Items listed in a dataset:
◇ ◇ ◇ ◇

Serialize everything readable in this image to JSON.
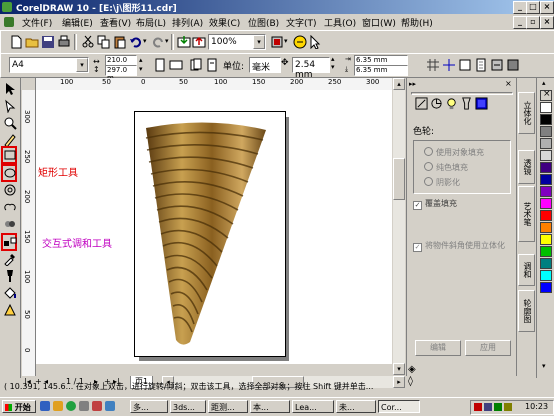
{
  "title_bar": {
    "title": "CorelDRAW 10 - [E:\\j\\图形11.cdr]",
    "buttons": [
      "_",
      "□",
      "×"
    ]
  },
  "menu": {
    "items": [
      "文件(F)",
      "编辑(E)",
      "查看(V)",
      "布局(L)",
      "排列(A)",
      "效果(C)",
      "位图(B)",
      "文字(T)",
      "工具(O)",
      "窗口(W)",
      "帮助(H)"
    ]
  },
  "toolbar": {
    "zoom_value": "100%"
  },
  "property_bar": {
    "paper_size": "A4",
    "width": "210.0 m",
    "height": "297.0 m",
    "unit_label": "单位:",
    "unit_value": "毫米",
    "nudge_value": "2.54 mm",
    "dup_x": "6.35 mm",
    "dup_y": "6.35 mm"
  },
  "rulers": {
    "top": [
      "100",
      "50",
      "0",
      "50",
      "100",
      "150",
      "200",
      "250",
      "300"
    ],
    "left": [
      "300",
      "250",
      "200",
      "150",
      "100",
      "50",
      "0"
    ]
  },
  "annotations": {
    "rect_tool": "矩形工具",
    "blend_tool": "交互式调和工具"
  },
  "page_nav": {
    "current": "1 / 1",
    "tab": "页1"
  },
  "docker": {
    "section_title": "色轮:",
    "options": [
      "使用对象填充",
      "纯色填充",
      "阴影化"
    ],
    "overlay_fill": "覆盖填充",
    "bevel_option": "将物件斜角使用立体化",
    "edit_button": "编辑",
    "apply_button": "应用",
    "tabs": [
      "立体化",
      "透镜",
      "艺术笔",
      "调和",
      "轮廓图"
    ]
  },
  "palette": {
    "colors": [
      "#ffffff",
      "#000000",
      "#808080",
      "#b0b0b0",
      "#d8d8d8",
      "#400080",
      "#0000a0",
      "#8000c0",
      "#ff00ff",
      "#ff0000",
      "#ff8000",
      "#ffff00",
      "#00c000",
      "#008080",
      "#00ffff",
      "#0000ff"
    ]
  },
  "status": {
    "text": "( 10.391, 145.6...     在对象上双击，进行旋转/倾斜；双击该工具，选择全部对象；按住 Shift 键并单击..."
  },
  "taskbar": {
    "start": "开始",
    "tasks": [
      "多...",
      "3ds...",
      "距测...",
      "本...",
      "Lea...",
      "未...",
      "Cor..."
    ],
    "clock": "10:23"
  }
}
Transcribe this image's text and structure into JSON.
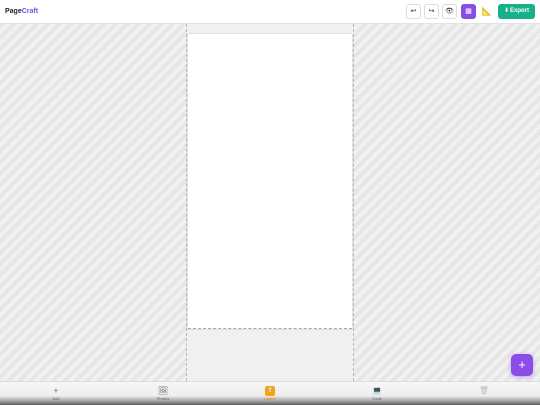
{
  "app": {
    "brand_part1": "Page",
    "brand_part2": "Craft"
  },
  "toolbar": {
    "undo_icon": "↩",
    "redo_icon": "↪",
    "preview_icon": "👁",
    "layers_icon": "▦",
    "ruler_icon": "📐",
    "export_label": "Export",
    "export_icon": "⬇"
  },
  "fab": {
    "icon": "+"
  },
  "bottombar": {
    "items": [
      {
        "icon": "+",
        "label": "Add"
      },
      {
        "icon": "🖼",
        "label": "Photos"
      },
      {
        "icon": "⇪",
        "label": "Layers"
      },
      {
        "icon": "💻",
        "label": "Code"
      },
      {
        "icon": "🗑",
        "label": "Delete"
      }
    ]
  },
  "colors": {
    "accent": "#8a4de6",
    "export": "#18b08a",
    "active_tab": "#f0a320"
  }
}
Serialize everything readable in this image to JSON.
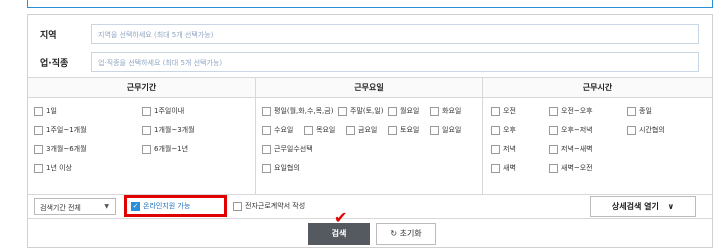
{
  "region": {
    "label": "지역",
    "placeholder": "지역을 선택하세요 (최대 5개 선택가능)"
  },
  "job": {
    "label": "업·직종",
    "placeholder": "업·직종을 선택하세요 (최대 5개 선택가능)"
  },
  "period": {
    "title": "근무기간",
    "options": [
      "1일",
      "1주일이내",
      "1주일~1개월",
      "1개월~3개월",
      "3개월~6개월",
      "6개월~1년",
      "1년 이상"
    ]
  },
  "days": {
    "title": "근무요일",
    "options": [
      "평일(월,화,수,목,금)",
      "주말(토,일)",
      "월요일",
      "화요일",
      "수요일",
      "목요일",
      "금요일",
      "토요일",
      "일요일",
      "근무일수선택",
      "요일협의"
    ]
  },
  "time": {
    "title": "근무시간",
    "options": [
      "오전",
      "오전~오후",
      "종일",
      "오후",
      "오후~저녁",
      "시간협의",
      "저녁",
      "저녁~새벽",
      "새벽",
      "새벽~오전"
    ]
  },
  "filters": {
    "period_select": "검색기간 전체",
    "online": "온라인지원 가능",
    "contract": "전자근로계약서 작성",
    "detail": "상세검색 열기"
  },
  "actions": {
    "search": "검색",
    "reset": "초기화"
  },
  "colors": {
    "highlight": "#e10000",
    "accent": "#2a8fd8",
    "search_bg": "#555a60"
  }
}
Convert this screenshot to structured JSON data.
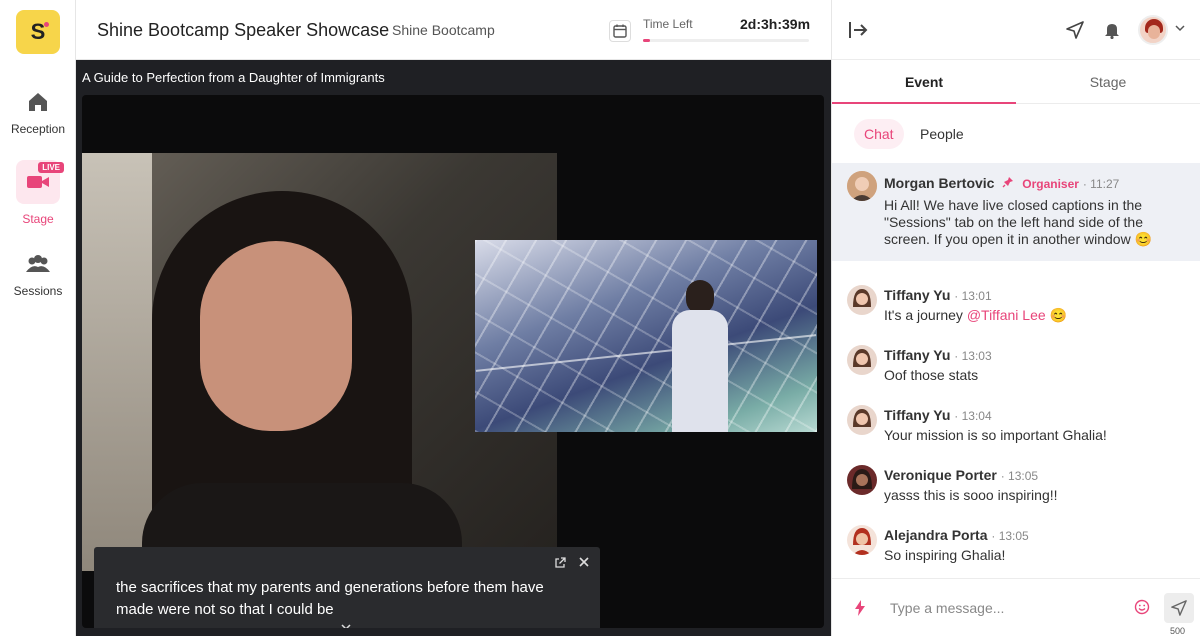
{
  "rail": {
    "logo": "S",
    "items": [
      {
        "label": "Reception",
        "icon": "home-icon"
      },
      {
        "label": "Stage",
        "icon": "video-camera-icon",
        "badge": "LIVE",
        "active": true
      },
      {
        "label": "Sessions",
        "icon": "group-icon"
      }
    ]
  },
  "header": {
    "title": "Shine Bootcamp Speaker Showcase",
    "subtitle": "Shine Bootcamp",
    "time_left_label": "Time Left",
    "time_left_value": "2d:3h:39m",
    "time_left_progress": 0.04
  },
  "video": {
    "title": "A Guide to Perfection from a Daughter of Immigrants",
    "caption": "the sacrifices that my parents and generations before them have made were not so that I could be"
  },
  "panel": {
    "tabs": [
      {
        "label": "Event",
        "active": true
      },
      {
        "label": "Stage",
        "active": false
      }
    ],
    "subtabs": [
      {
        "label": "Chat",
        "active": true
      },
      {
        "label": "People",
        "active": false
      }
    ],
    "messages": [
      {
        "name": "Morgan Bertovic",
        "role": "Organiser",
        "time": "· 11:27",
        "text": "Hi All! We have live closed captions in the \"Sessions\" tab on the left hand side of the screen. If you open it in another window 😊",
        "pinned": true
      },
      {
        "name": "Tiffany Yu",
        "time": "· 13:01",
        "text": "It's a journey ",
        "mention": "@Tiffani Lee",
        "emoji": " 😊"
      },
      {
        "name": "Tiffany Yu",
        "time": "· 13:03",
        "text": "Oof those stats"
      },
      {
        "name": "Tiffany Yu",
        "time": "· 13:04",
        "text": "Your mission is so important Ghalia!"
      },
      {
        "name": "Veronique Porter",
        "time": "· 13:05",
        "text": "yasss this is sooo inspiring!!"
      },
      {
        "name": "Alejandra Porta",
        "time": "· 13:05",
        "text": "So inspiring Ghalia!"
      }
    ],
    "composer": {
      "placeholder": "Type a message...",
      "char_limit": "500"
    }
  },
  "colors": {
    "accent": "#e8457a",
    "logo_bg": "#f7d54a"
  }
}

◇ ◇ ◇ ◇

## Problem statement
Quote the records above in full, dropping each picture.

## Written response
Serialize everything readable in this image to JSON.
{
  "title_bar": {
    "title": "CorelDRAW 10 - [E:\\j\\图形11.cdr]",
    "buttons": [
      "_",
      "□",
      "×"
    ]
  },
  "menu": {
    "items": [
      "文件(F)",
      "编辑(E)",
      "查看(V)",
      "布局(L)",
      "排列(A)",
      "效果(C)",
      "位图(B)",
      "文字(T)",
      "工具(O)",
      "窗口(W)",
      "帮助(H)"
    ]
  },
  "toolbar": {
    "zoom_value": "100%"
  },
  "property_bar": {
    "paper_size": "A4",
    "width": "210.0 m",
    "height": "297.0 m",
    "unit_label": "单位:",
    "unit_value": "毫米",
    "nudge_value": "2.54 mm",
    "dup_x": "6.35 mm",
    "dup_y": "6.35 mm"
  },
  "rulers": {
    "top": [
      "100",
      "50",
      "0",
      "50",
      "100",
      "150",
      "200",
      "250",
      "300"
    ],
    "left": [
      "300",
      "250",
      "200",
      "150",
      "100",
      "50",
      "0"
    ]
  },
  "annotations": {
    "rect_tool": "矩形工具",
    "blend_tool": "交互式调和工具"
  },
  "page_nav": {
    "current": "1 / 1",
    "tab": "页1"
  },
  "docker": {
    "section_title": "色轮:",
    "options": [
      "使用对象填充",
      "纯色填充",
      "阴影化"
    ],
    "overlay_fill": "覆盖填充",
    "bevel_option": "将物件斜角使用立体化",
    "edit_button": "编辑",
    "apply_button": "应用",
    "tabs": [
      "立体化",
      "透镜",
      "艺术笔",
      "调和",
      "轮廓图"
    ]
  },
  "palette": {
    "colors": [
      "#ffffff",
      "#000000",
      "#808080",
      "#b0b0b0",
      "#d8d8d8",
      "#400080",
      "#0000a0",
      "#8000c0",
      "#ff00ff",
      "#ff0000",
      "#ff8000",
      "#ffff00",
      "#00c000",
      "#008080",
      "#00ffff",
      "#0000ff"
    ]
  },
  "status": {
    "text": "( 10.391, 145.6...     在对象上双击，进行旋转/倾斜；双击该工具，选择全部对象；按住 Shift 键并单击..."
  },
  "taskbar": {
    "start": "开始",
    "tasks": [
      "多...",
      "3ds...",
      "距测...",
      "本...",
      "Lea...",
      "未...",
      "Cor..."
    ],
    "clock": "10:23"
  }
}
Transcribe this image's text and structure into JSON.
{
  "app": {
    "brand_part1": "Page",
    "brand_part2": "Craft"
  },
  "toolbar": {
    "undo_icon": "↩",
    "redo_icon": "↪",
    "preview_icon": "👁",
    "layers_icon": "▦",
    "ruler_icon": "📐",
    "export_label": "Export",
    "export_icon": "⬇"
  },
  "fab": {
    "icon": "+"
  },
  "bottombar": {
    "items": [
      {
        "icon": "+",
        "label": "Add"
      },
      {
        "icon": "🖼",
        "label": "Photos"
      },
      {
        "icon": "⇪",
        "label": "Layers"
      },
      {
        "icon": "💻",
        "label": "Code"
      },
      {
        "icon": "🗑",
        "label": "Delete"
      }
    ]
  },
  "colors": {
    "accent": "#8a4de6",
    "export": "#18b08a",
    "active_tab": "#f0a320"
  }
}
Serialize everything readable in this image to JSON.
{
  "region": {
    "label": "지역",
    "placeholder": "지역을 선택하세요 (최대 5개 선택가능)"
  },
  "job": {
    "label": "업·직종",
    "placeholder": "업·직종을 선택하세요 (최대 5개 선택가능)"
  },
  "period": {
    "title": "근무기간",
    "options": [
      "1일",
      "1주일이내",
      "1주일~1개월",
      "1개월~3개월",
      "3개월~6개월",
      "6개월~1년",
      "1년 이상"
    ]
  },
  "days": {
    "title": "근무요일",
    "options": [
      "평일(월,화,수,목,금)",
      "주말(토,일)",
      "월요일",
      "화요일",
      "수요일",
      "목요일",
      "금요일",
      "토요일",
      "일요일",
      "근무일수선택",
      "요일협의"
    ]
  },
  "time": {
    "title": "근무시간",
    "options": [
      "오전",
      "오전~오후",
      "종일",
      "오후",
      "오후~저녁",
      "시간협의",
      "저녁",
      "저녁~새벽",
      "새벽",
      "새벽~오전"
    ]
  },
  "filters": {
    "period_select": "검색기간 전체",
    "online": "온라인지원 가능",
    "contract": "전자근로계약서 작성",
    "detail": "상세검색 열기"
  },
  "actions": {
    "search": "검색",
    "reset": "초기화"
  },
  "colors": {
    "highlight": "#e10000",
    "accent": "#2a8fd8",
    "search_bg": "#555a60"
  }
}
Convert this screenshot to structured JSON data.
{
  "rail": {
    "logo": "S",
    "items": [
      {
        "label": "Reception",
        "icon": "home-icon"
      },
      {
        "label": "Stage",
        "icon": "video-camera-icon",
        "badge": "LIVE",
        "active": true
      },
      {
        "label": "Sessions",
        "icon": "group-icon"
      }
    ]
  },
  "header": {
    "title": "Shine Bootcamp Speaker Showcase",
    "subtitle": "Shine Bootcamp",
    "time_left_label": "Time Left",
    "time_left_value": "2d:3h:39m",
    "time_left_progress": 0.04
  },
  "video": {
    "title": "A Guide to Perfection from a Daughter of Immigrants",
    "caption": "the sacrifices that my parents and generations before them have made were not so that I could be"
  },
  "panel": {
    "tabs": [
      {
        "label": "Event",
        "active": true
      },
      {
        "label": "Stage",
        "active": false
      }
    ],
    "subtabs": [
      {
        "label": "Chat",
        "active": true
      },
      {
        "label": "People",
        "active": false
      }
    ],
    "messages": [
      {
        "name": "Morgan Bertovic",
        "role": "Organiser",
        "time": "· 11:27",
        "text": "Hi All! We have live closed captions in the \"Sessions\" tab on the left hand side of the screen. If you open it in another window 😊",
        "pinned": true
      },
      {
        "name": "Tiffany Yu",
        "time": "· 13:01",
        "text": "It's a journey ",
        "mention": "@Tiffani Lee",
        "emoji": " 😊"
      },
      {
        "name": "Tiffany Yu",
        "time": "· 13:03",
        "text": "Oof those stats"
      },
      {
        "name": "Tiffany Yu",
        "time": "· 13:04",
        "text": "Your mission is so important Ghalia!"
      },
      {
        "name": "Veronique Porter",
        "time": "· 13:05",
        "text": "yasss this is sooo inspiring!!"
      },
      {
        "name": "Alejandra Porta",
        "time": "· 13:05",
        "text": "So inspiring Ghalia!"
      }
    ],
    "composer": {
      "placeholder": "Type a message...",
      "char_limit": "500"
    }
  },
  "colors": {
    "accent": "#e8457a",
    "logo_bg": "#f7d54a"
  }
}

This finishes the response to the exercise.